# Objective
Search the listing below for the string "статьи" and copy every line where it occurs.

[Begin Dataset extract]

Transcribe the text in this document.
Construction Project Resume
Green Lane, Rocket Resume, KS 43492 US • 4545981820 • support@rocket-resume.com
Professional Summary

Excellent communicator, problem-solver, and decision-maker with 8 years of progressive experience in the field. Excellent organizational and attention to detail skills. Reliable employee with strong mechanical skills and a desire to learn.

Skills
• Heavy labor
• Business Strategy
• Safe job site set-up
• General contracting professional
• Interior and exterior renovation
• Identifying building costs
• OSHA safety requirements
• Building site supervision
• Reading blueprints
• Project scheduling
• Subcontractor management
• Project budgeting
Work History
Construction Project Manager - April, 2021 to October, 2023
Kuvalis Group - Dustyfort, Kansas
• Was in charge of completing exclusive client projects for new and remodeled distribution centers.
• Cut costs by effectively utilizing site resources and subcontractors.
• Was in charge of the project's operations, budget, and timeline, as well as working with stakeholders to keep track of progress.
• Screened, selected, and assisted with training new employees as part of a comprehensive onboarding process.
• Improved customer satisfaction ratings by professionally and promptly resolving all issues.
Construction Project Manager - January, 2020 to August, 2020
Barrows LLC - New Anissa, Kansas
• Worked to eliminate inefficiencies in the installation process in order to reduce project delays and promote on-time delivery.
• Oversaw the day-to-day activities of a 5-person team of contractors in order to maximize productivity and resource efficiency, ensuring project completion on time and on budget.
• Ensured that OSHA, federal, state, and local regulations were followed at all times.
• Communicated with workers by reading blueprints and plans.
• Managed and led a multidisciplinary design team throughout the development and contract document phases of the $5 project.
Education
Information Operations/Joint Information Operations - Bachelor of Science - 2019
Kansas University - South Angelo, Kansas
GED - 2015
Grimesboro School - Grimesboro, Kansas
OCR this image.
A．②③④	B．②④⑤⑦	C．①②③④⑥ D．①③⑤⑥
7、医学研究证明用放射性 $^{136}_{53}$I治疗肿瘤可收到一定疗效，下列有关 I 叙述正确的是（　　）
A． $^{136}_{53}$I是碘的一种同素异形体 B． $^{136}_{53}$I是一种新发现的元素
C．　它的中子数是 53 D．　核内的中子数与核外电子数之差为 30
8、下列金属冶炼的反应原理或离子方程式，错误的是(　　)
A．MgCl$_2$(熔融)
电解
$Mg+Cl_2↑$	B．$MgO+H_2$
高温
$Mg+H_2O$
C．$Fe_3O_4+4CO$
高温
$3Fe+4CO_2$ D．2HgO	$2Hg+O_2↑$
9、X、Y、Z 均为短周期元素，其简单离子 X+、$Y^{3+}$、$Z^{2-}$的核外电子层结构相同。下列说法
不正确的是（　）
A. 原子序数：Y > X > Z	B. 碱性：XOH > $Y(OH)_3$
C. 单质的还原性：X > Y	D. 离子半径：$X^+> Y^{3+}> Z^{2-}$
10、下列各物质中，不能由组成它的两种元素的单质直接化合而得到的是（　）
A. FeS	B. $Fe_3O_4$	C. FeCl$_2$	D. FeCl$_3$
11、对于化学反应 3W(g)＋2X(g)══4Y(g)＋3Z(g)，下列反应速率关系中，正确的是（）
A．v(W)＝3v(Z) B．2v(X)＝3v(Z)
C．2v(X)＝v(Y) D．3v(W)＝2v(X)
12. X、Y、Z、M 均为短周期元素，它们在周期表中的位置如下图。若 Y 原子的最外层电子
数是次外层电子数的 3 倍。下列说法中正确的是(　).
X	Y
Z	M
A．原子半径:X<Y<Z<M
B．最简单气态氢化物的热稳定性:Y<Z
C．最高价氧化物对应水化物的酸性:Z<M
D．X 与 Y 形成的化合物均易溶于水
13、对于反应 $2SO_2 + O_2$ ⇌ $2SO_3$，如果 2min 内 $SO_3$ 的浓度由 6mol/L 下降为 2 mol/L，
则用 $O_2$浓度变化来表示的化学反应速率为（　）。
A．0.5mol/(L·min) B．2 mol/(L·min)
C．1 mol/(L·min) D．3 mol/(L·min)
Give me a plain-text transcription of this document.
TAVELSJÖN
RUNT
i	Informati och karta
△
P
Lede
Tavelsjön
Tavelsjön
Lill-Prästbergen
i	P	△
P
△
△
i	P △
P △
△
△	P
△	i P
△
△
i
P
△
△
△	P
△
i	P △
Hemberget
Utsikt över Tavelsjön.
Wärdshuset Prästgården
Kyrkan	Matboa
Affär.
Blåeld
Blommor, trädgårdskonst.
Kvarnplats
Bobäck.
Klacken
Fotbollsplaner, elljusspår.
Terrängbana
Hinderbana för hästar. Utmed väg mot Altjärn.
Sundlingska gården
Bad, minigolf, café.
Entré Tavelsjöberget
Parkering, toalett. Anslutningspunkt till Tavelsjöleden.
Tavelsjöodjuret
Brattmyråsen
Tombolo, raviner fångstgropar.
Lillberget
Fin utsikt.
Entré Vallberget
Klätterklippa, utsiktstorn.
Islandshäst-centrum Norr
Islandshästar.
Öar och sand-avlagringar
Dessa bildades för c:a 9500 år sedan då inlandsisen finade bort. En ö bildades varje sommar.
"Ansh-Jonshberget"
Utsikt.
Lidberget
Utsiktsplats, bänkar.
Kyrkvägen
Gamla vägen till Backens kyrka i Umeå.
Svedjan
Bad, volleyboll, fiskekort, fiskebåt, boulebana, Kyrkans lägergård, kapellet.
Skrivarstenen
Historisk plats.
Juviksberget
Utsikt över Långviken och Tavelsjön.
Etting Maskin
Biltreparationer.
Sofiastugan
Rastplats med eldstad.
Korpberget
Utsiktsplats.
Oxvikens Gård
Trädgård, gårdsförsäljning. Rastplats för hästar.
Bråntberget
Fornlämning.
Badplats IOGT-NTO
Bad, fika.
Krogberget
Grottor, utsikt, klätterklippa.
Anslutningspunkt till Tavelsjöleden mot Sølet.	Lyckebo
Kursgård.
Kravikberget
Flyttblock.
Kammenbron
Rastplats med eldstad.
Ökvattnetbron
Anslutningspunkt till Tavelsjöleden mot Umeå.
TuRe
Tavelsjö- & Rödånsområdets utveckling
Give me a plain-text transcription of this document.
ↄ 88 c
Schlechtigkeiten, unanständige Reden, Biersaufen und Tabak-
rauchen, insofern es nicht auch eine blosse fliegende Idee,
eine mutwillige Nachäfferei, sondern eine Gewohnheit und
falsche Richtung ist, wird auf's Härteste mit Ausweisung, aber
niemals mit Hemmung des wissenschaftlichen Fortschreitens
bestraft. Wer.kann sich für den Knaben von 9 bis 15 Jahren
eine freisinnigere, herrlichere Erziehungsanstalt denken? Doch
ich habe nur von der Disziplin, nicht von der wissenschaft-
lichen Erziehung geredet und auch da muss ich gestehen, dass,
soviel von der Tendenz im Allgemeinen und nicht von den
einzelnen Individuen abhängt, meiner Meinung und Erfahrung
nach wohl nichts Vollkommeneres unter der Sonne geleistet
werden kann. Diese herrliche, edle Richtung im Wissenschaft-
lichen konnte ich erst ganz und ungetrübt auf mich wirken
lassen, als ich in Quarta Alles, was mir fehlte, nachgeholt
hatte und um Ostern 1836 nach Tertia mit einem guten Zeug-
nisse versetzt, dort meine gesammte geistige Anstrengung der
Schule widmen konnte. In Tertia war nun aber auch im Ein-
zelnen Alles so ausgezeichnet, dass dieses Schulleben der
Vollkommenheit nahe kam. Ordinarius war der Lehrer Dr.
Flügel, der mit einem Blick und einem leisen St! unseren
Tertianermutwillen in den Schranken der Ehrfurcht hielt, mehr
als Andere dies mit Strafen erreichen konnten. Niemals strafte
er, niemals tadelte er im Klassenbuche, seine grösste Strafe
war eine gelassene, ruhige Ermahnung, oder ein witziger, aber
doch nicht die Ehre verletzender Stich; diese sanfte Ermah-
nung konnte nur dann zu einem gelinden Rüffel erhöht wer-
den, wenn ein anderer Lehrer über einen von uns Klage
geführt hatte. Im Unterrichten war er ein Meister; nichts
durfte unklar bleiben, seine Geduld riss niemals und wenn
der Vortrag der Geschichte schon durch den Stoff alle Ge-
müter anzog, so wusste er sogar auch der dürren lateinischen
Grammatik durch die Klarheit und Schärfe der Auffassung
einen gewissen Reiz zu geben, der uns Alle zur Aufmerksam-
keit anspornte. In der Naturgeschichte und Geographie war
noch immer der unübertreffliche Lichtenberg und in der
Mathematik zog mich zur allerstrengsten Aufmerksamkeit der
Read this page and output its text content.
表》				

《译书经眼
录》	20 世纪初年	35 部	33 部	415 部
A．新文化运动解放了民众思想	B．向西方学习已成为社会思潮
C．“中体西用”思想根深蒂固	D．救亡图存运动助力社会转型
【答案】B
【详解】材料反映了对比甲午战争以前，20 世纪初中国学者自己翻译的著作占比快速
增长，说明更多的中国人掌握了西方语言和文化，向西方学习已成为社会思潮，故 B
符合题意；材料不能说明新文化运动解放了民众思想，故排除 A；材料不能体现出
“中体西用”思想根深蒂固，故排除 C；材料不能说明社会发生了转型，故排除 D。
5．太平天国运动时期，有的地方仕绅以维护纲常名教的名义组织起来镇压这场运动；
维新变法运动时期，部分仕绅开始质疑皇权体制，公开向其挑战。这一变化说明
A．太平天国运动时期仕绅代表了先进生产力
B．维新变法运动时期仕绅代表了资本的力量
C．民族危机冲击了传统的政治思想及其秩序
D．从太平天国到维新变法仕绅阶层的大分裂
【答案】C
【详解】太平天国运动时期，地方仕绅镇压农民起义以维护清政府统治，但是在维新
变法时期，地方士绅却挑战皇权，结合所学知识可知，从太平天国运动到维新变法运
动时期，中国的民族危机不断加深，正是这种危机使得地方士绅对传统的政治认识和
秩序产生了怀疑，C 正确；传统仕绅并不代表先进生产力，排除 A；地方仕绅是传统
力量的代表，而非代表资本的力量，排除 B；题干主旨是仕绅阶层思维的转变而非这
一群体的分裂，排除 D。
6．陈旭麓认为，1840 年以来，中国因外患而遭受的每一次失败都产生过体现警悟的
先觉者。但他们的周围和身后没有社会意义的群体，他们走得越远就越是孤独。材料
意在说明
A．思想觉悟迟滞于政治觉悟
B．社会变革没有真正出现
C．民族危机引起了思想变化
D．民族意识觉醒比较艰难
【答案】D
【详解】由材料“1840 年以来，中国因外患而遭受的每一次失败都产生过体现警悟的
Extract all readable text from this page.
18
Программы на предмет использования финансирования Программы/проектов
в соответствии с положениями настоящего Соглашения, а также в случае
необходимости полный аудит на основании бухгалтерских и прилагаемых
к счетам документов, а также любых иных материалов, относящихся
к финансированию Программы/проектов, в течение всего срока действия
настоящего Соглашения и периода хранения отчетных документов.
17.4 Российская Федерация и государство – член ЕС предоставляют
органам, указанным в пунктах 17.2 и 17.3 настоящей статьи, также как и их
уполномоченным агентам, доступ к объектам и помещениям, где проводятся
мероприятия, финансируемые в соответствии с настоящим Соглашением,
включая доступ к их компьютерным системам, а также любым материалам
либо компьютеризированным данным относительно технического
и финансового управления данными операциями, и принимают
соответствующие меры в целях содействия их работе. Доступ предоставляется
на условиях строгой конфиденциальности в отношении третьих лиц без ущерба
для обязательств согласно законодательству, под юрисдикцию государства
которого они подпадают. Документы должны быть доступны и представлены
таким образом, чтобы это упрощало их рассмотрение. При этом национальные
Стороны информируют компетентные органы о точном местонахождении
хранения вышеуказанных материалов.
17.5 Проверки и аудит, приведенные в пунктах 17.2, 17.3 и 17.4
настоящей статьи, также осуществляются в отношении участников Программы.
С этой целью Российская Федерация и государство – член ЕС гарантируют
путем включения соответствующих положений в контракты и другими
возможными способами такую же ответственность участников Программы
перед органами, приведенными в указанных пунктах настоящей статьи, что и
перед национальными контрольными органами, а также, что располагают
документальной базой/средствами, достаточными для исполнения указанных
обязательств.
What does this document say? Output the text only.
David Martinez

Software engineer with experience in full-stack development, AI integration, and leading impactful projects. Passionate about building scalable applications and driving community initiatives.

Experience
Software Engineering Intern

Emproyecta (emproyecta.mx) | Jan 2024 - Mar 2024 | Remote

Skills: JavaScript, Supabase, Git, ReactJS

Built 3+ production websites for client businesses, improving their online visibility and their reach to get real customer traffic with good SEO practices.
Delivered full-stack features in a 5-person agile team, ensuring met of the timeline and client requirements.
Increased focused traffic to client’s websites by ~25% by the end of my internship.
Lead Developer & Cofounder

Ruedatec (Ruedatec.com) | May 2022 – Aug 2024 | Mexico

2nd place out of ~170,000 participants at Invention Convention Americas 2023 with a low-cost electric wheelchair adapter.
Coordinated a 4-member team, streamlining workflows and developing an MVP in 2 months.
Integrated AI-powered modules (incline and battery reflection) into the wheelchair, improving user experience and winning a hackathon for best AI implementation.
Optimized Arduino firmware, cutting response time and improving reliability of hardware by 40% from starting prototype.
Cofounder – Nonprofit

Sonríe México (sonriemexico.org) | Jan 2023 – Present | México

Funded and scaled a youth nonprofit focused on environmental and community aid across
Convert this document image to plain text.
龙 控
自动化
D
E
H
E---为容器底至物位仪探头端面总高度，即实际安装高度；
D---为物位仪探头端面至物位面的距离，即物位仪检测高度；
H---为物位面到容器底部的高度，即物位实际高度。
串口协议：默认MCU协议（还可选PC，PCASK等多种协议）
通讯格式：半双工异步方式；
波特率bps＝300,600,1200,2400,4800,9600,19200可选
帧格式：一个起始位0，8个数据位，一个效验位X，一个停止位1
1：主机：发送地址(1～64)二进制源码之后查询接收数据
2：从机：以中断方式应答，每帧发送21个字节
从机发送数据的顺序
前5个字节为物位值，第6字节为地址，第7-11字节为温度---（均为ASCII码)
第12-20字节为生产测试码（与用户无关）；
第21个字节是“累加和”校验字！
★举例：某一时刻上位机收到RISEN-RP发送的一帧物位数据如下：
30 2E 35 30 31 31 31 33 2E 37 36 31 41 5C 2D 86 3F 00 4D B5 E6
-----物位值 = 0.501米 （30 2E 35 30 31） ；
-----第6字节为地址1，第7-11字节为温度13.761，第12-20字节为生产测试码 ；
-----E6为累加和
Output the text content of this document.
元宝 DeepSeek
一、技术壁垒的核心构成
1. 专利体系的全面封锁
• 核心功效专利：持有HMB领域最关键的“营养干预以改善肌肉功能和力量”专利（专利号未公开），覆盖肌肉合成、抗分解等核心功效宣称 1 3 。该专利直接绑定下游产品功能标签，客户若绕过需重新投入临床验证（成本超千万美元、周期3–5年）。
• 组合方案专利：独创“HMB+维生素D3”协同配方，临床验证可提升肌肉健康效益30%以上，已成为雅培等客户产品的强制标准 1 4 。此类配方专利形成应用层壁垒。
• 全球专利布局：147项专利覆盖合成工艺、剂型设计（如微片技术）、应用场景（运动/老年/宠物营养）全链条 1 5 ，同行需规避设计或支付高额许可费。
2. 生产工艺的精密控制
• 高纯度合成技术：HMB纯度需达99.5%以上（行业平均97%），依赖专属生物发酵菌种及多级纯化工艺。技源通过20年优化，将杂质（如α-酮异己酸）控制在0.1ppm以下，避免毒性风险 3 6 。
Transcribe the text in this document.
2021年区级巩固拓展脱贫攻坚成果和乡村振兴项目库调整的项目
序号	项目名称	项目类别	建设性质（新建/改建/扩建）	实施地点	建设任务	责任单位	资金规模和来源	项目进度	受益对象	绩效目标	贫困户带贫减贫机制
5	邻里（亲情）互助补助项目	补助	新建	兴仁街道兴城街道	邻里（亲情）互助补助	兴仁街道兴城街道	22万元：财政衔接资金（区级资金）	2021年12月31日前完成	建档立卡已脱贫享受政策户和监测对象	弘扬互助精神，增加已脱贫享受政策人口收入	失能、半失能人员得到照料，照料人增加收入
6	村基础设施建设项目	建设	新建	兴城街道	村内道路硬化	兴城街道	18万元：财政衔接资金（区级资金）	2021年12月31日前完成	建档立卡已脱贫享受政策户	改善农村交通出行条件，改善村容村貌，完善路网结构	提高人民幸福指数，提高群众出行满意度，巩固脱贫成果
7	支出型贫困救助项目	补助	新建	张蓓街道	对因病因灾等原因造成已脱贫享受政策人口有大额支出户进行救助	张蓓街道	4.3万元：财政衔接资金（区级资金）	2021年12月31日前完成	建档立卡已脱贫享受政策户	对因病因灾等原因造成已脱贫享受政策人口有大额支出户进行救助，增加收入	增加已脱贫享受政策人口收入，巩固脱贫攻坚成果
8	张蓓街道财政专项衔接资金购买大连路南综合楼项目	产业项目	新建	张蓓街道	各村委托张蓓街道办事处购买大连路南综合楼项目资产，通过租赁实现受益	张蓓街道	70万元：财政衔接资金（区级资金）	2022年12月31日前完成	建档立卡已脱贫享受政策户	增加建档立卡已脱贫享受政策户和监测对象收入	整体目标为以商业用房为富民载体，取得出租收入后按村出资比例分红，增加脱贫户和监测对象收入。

[End Dataset extract]

# Result of this exercise
органам, указанным в пунктах 17.2 и 17.3 настоящей статьи, также как и их
настоящей статьи, также осуществляются в отношении участников Программы.
перед органами, приведенными в указанных пунктах настоящей статьи, что и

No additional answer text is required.